● What needs to be done:
Give back every one of these lines unchanged, leaving the pictures out.

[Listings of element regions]
□ □ □ □ □ □ □

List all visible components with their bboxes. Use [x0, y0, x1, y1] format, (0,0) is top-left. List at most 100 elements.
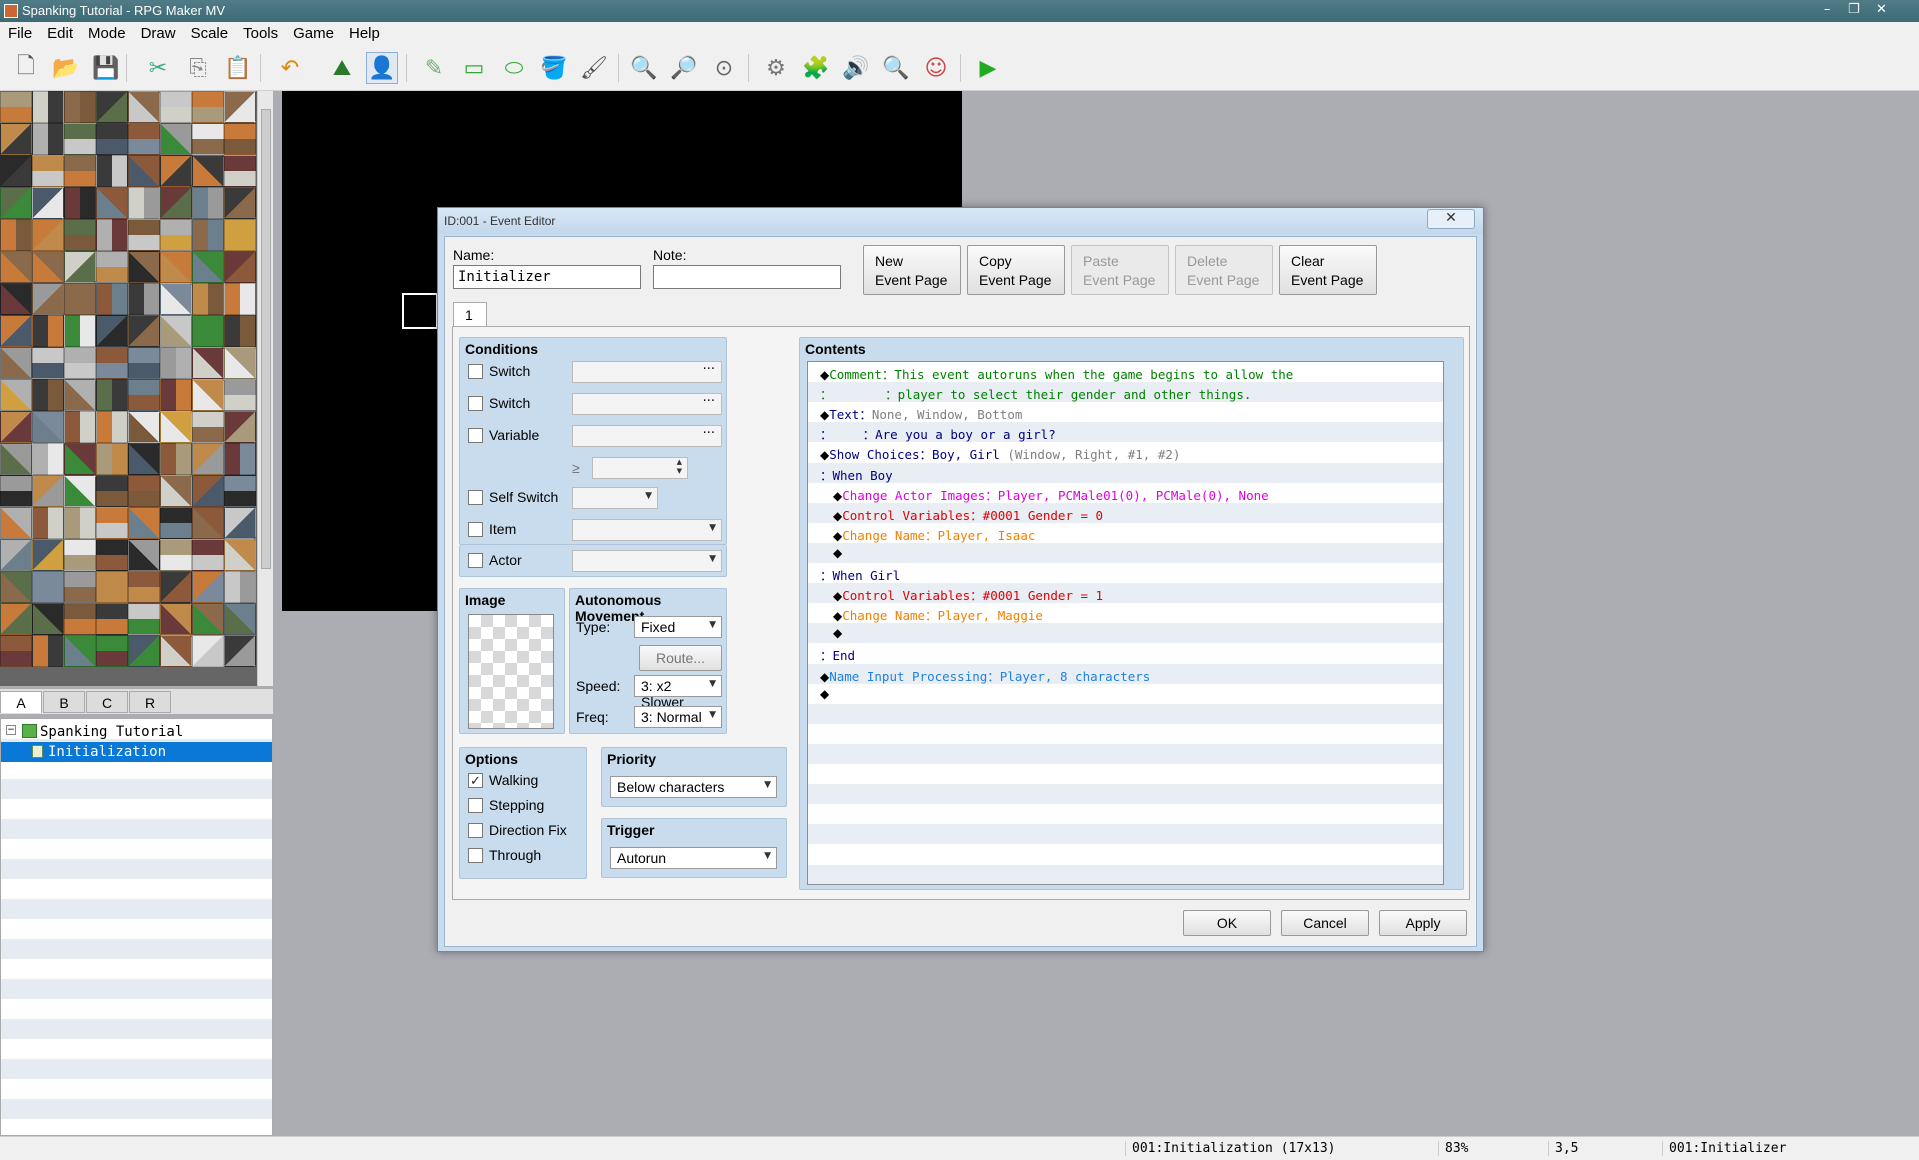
cut-icon[interactable]: ✂ [142, 52, 174, 84]
tileset-tile[interactable] [32, 219, 64, 251]
tileset-tile[interactable] [32, 155, 64, 187]
tileset-tab-c[interactable]: C [86, 691, 128, 713]
tileset-tile[interactable] [192, 603, 224, 635]
variable-select[interactable]: ··· [572, 425, 722, 447]
cancel-button[interactable]: Cancel [1281, 910, 1369, 936]
tileset-tile[interactable] [64, 347, 96, 379]
tileset-tile[interactable] [128, 443, 160, 475]
event-command-row[interactable] [808, 784, 1443, 805]
event-command-row[interactable] [808, 743, 1443, 764]
tileset-tile[interactable] [32, 475, 64, 507]
variable-value-spinner[interactable]: ▲ ▼ [592, 457, 688, 479]
tileset-tile[interactable] [160, 475, 192, 507]
event-command-row[interactable]: ◆Name Input Processing：Player, 8 charact… [808, 663, 1443, 684]
tileset-tile[interactable] [96, 539, 128, 571]
event-command-row[interactable]: ◆ [808, 542, 1443, 563]
tileset-tile[interactable] [64, 123, 96, 155]
tileset-tile[interactable] [128, 379, 160, 411]
zoom-in-icon[interactable]: 🔍 [628, 52, 660, 84]
tileset-tile[interactable] [32, 187, 64, 219]
tileset-tile[interactable] [224, 155, 256, 187]
tileset-tile[interactable] [160, 571, 192, 603]
scrollbar-thumb[interactable] [261, 109, 271, 569]
event-command-row[interactable]: ： ：Are you a boy or a girl? [808, 422, 1443, 443]
tree-map-item[interactable]: Initialization [1, 742, 272, 762]
tileset-tile[interactable] [64, 443, 96, 475]
tileset-tile[interactable] [224, 443, 256, 475]
tileset-tile[interactable] [0, 603, 32, 635]
tileset-tab-b[interactable]: B [43, 691, 85, 713]
tileset-tile[interactable] [192, 283, 224, 315]
through-checkbox[interactable] [468, 848, 483, 863]
character-generator-icon[interactable]: ☺ [920, 52, 952, 84]
tileset-tile[interactable] [128, 411, 160, 443]
plugin-manager-icon[interactable]: 🧩 [800, 52, 832, 84]
tileset-tile[interactable] [32, 379, 64, 411]
tileset-tile[interactable] [96, 187, 128, 219]
event-command-row[interactable] [808, 824, 1443, 845]
event-command-row[interactable]: ◆Change Name：Player, Isaac [808, 523, 1443, 543]
tileset-tile[interactable] [96, 123, 128, 155]
menu-help[interactable]: Help [349, 22, 380, 42]
event-searcher-icon[interactable]: 🔍 [880, 52, 912, 84]
tileset-tile[interactable] [96, 251, 128, 283]
tileset-tile[interactable] [64, 219, 96, 251]
tileset-tile[interactable] [0, 283, 32, 315]
tileset-tile[interactable] [32, 635, 64, 667]
tileset-tile[interactable] [160, 251, 192, 283]
tileset-tile[interactable] [160, 155, 192, 187]
tileset-tile[interactable] [96, 603, 128, 635]
flood-fill-icon[interactable]: 🪣 [538, 52, 570, 84]
trigger-select[interactable]: Autorun ▼ [610, 847, 777, 869]
tileset-tile[interactable] [128, 635, 160, 667]
tileset-tile[interactable] [96, 635, 128, 667]
stepping-checkbox[interactable] [468, 798, 483, 813]
event-image-preview[interactable] [468, 614, 554, 729]
event-command-row[interactable]: ◆Comment：This event autoruns when the ga… [808, 362, 1443, 382]
movement-type-select[interactable]: Fixed ▼ [634, 616, 722, 638]
tileset-tile[interactable] [96, 219, 128, 251]
tileset-palette[interactable] [0, 91, 257, 686]
paste-icon[interactable]: 📋 [222, 52, 254, 84]
switch1-select[interactable]: ··· [572, 361, 722, 383]
event-command-row[interactable]: ◆Control Variables：#0001 Gender = 1 [808, 583, 1443, 604]
copy-event-page-button[interactable]: Copy Event Page [967, 245, 1065, 295]
tileset-tile[interactable] [160, 187, 192, 219]
event-command-row[interactable]: ◆Control Variables：#0001 Gender = 0 [808, 502, 1443, 523]
tileset-tile[interactable] [192, 635, 224, 667]
tileset-tile[interactable] [32, 315, 64, 347]
self-switch-select[interactable]: ▼ [572, 487, 658, 509]
tileset-tile[interactable] [192, 123, 224, 155]
event-command-row[interactable]: ：When Boy [808, 462, 1443, 483]
event-command-row[interactable] [808, 703, 1443, 724]
event-command-row[interactable]: ◆Change Name：Player, Maggie [808, 603, 1443, 623]
tileset-tile[interactable] [0, 379, 32, 411]
tileset-scrollbar[interactable] [257, 91, 273, 686]
tileset-grid[interactable] [0, 91, 257, 686]
tileset-tile[interactable] [224, 283, 256, 315]
tileset-tile[interactable] [0, 571, 32, 603]
event-command-row[interactable]: ◆Text：None, Window, Bottom [808, 402, 1443, 422]
tileset-tile[interactable] [0, 251, 32, 283]
spin-down-icon[interactable]: ▼ [677, 467, 682, 475]
tileset-tile[interactable] [64, 571, 96, 603]
tileset-tile[interactable] [192, 571, 224, 603]
tileset-tile[interactable] [192, 443, 224, 475]
tileset-tile[interactable] [224, 123, 256, 155]
tileset-tile[interactable] [0, 475, 32, 507]
tileset-tile[interactable] [128, 315, 160, 347]
new-project-icon[interactable]: 🗋 [10, 52, 42, 84]
copy-icon[interactable]: ⎘ [182, 52, 214, 84]
zoom-out-icon[interactable]: 🔎 [668, 52, 700, 84]
tileset-tile[interactable] [96, 443, 128, 475]
tileset-tile[interactable] [192, 155, 224, 187]
event-command-row[interactable] [808, 724, 1443, 744]
tileset-tile[interactable] [64, 315, 96, 347]
event-command-row[interactable] [808, 844, 1443, 864]
tileset-tile[interactable] [160, 123, 192, 155]
ok-button[interactable]: OK [1183, 910, 1271, 936]
tileset-tile[interactable] [0, 219, 32, 251]
tileset-tile[interactable] [160, 539, 192, 571]
actual-size-icon[interactable]: ⊙ [708, 52, 740, 84]
tileset-tile[interactable] [0, 411, 32, 443]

□ □ □ □ □ □ □

● Result for this exercise:
List all visible components with their bboxes. Use [x0, y0, x1, y1] format, (0,0) is top-left. List at most 100 elements.
cut-icon[interactable]: ✂ [142, 52, 174, 84]
tileset-tile[interactable] [32, 219, 64, 251]
tileset-tile[interactable] [32, 155, 64, 187]
tileset-tab-c[interactable]: C [86, 691, 128, 713]
tileset-tile[interactable] [192, 603, 224, 635]
variable-select[interactable]: ··· [572, 425, 722, 447]
cancel-button[interactable]: Cancel [1281, 910, 1369, 936]
tileset-tile[interactable] [64, 347, 96, 379]
tileset-tile[interactable] [128, 443, 160, 475]
event-command-row[interactable] [808, 784, 1443, 805]
event-command-row[interactable] [808, 743, 1443, 764]
tileset-tile[interactable] [32, 475, 64, 507]
variable-value-spinner[interactable]: ▲ ▼ [592, 457, 688, 479]
tileset-tile[interactable] [160, 475, 192, 507]
event-command-row[interactable]: ◆Name Input Processing：Player, 8 charact… [808, 663, 1443, 684]
tileset-tile[interactable] [96, 539, 128, 571]
event-command-row[interactable]: ◆ [808, 542, 1443, 563]
tileset-tile[interactable] [64, 123, 96, 155]
tileset-tile[interactable] [128, 379, 160, 411]
zoom-in-icon[interactable]: 🔍 [628, 52, 660, 84]
tileset-tile[interactable] [32, 187, 64, 219]
tileset-tile[interactable] [224, 155, 256, 187]
tileset-tile[interactable] [160, 571, 192, 603]
scrollbar-thumb[interactable] [261, 109, 271, 569]
event-command-row[interactable]: ： ：Are you a boy or a girl? [808, 422, 1443, 443]
tree-map-item[interactable]: Initialization [1, 742, 272, 762]
tileset-tile[interactable] [64, 443, 96, 475]
tileset-tile[interactable] [224, 443, 256, 475]
tileset-tile[interactable] [0, 603, 32, 635]
tileset-tab-b[interactable]: B [43, 691, 85, 713]
tileset-tile[interactable] [192, 283, 224, 315]
through-checkbox[interactable] [468, 848, 483, 863]
character-generator-icon[interactable]: ☺ [920, 52, 952, 84]
tileset-tile[interactable] [128, 411, 160, 443]
plugin-manager-icon[interactable]: 🧩 [800, 52, 832, 84]
tileset-tile[interactable] [32, 379, 64, 411]
tileset-tile[interactable] [96, 187, 128, 219]
event-command-row[interactable] [808, 824, 1443, 845]
event-command-row[interactable]: ◆Change Name：Player, Isaac [808, 523, 1443, 543]
tileset-tile[interactable] [96, 123, 128, 155]
menu-help[interactable]: Help [349, 22, 380, 42]
event-searcher-icon[interactable]: 🔍 [880, 52, 912, 84]
tileset-tile[interactable] [96, 251, 128, 283]
tileset-tile[interactable] [64, 219, 96, 251]
tileset-tile[interactable] [0, 283, 32, 315]
tileset-tile[interactable] [32, 635, 64, 667]
tileset-tile[interactable] [160, 251, 192, 283]
tileset-tile[interactable] [160, 155, 192, 187]
tileset-tile[interactable] [96, 603, 128, 635]
flood-fill-icon[interactable]: 🪣 [538, 52, 570, 84]
trigger-select[interactable]: Autorun ▼ [610, 847, 777, 869]
tileset-tile[interactable] [128, 635, 160, 667]
tileset-tile[interactable] [96, 635, 128, 667]
stepping-checkbox[interactable] [468, 798, 483, 813]
event-image-preview[interactable] [468, 614, 554, 729]
event-command-row[interactable]: ◆Comment：This event autoruns when the ga… [808, 362, 1443, 382]
movement-type-select[interactable]: Fixed ▼ [634, 616, 722, 638]
tileset-tile[interactable] [96, 219, 128, 251]
tileset-palette[interactable] [0, 91, 257, 686]
paste-icon[interactable]: 📋 [222, 52, 254, 84]
switch1-select[interactable]: ··· [572, 361, 722, 383]
event-command-row[interactable]: ◆Control Variables：#0001 Gender = 1 [808, 583, 1443, 604]
copy-event-page-button[interactable]: Copy Event Page [967, 245, 1065, 295]
tileset-tile[interactable] [160, 187, 192, 219]
event-command-row[interactable]: ◆Control Variables：#0001 Gender = 0 [808, 502, 1443, 523]
tileset-tile[interactable] [192, 635, 224, 667]
tileset-tile[interactable] [32, 315, 64, 347]
self-switch-select[interactable]: ▼ [572, 487, 658, 509]
tileset-tile[interactable] [192, 123, 224, 155]
event-command-row[interactable]: ：When Boy [808, 462, 1443, 483]
event-command-row[interactable] [808, 703, 1443, 724]
event-command-row[interactable]: ◆Change Name：Player, Maggie [808, 603, 1443, 623]
tileset-tile[interactable] [0, 379, 32, 411]
tileset-scrollbar[interactable] [257, 91, 273, 686]
tileset-grid[interactable] [0, 91, 257, 686]
tileset-tile[interactable] [224, 283, 256, 315]
tileset-tile[interactable] [0, 571, 32, 603]
event-command-row[interactable]: ◆Text：None, Window, Bottom [808, 402, 1443, 422]
tileset-tile[interactable] [0, 251, 32, 283]
spin-down-icon[interactable]: ▼ [677, 467, 682, 475]
tileset-tile[interactable] [64, 571, 96, 603]
tileset-tile[interactable] [192, 571, 224, 603]
tileset-tile[interactable] [192, 443, 224, 475]
tileset-tile[interactable] [224, 123, 256, 155]
tileset-tile[interactable] [0, 475, 32, 507]
tileset-tile[interactable] [128, 315, 160, 347]
new-project-icon[interactable]: 🗋 [10, 52, 42, 84]
copy-icon[interactable]: ⎘ [182, 52, 214, 84]
zoom-out-icon[interactable]: 🔎 [668, 52, 700, 84]
tileset-tile[interactable] [96, 443, 128, 475]
tileset-tile[interactable] [192, 155, 224, 187]
event-command-row[interactable] [808, 724, 1443, 744]
tileset-tile[interactable] [64, 315, 96, 347]
event-command-row[interactable] [808, 844, 1443, 864]
tileset-tile[interactable] [160, 123, 192, 155]
ok-button[interactable]: OK [1183, 910, 1271, 936]
tileset-tile[interactable] [0, 219, 32, 251]
tileset-tile[interactable] [160, 539, 192, 571]
actual-size-icon[interactable]: ⊙ [708, 52, 740, 84]
tileset-tile[interactable] [0, 411, 32, 443]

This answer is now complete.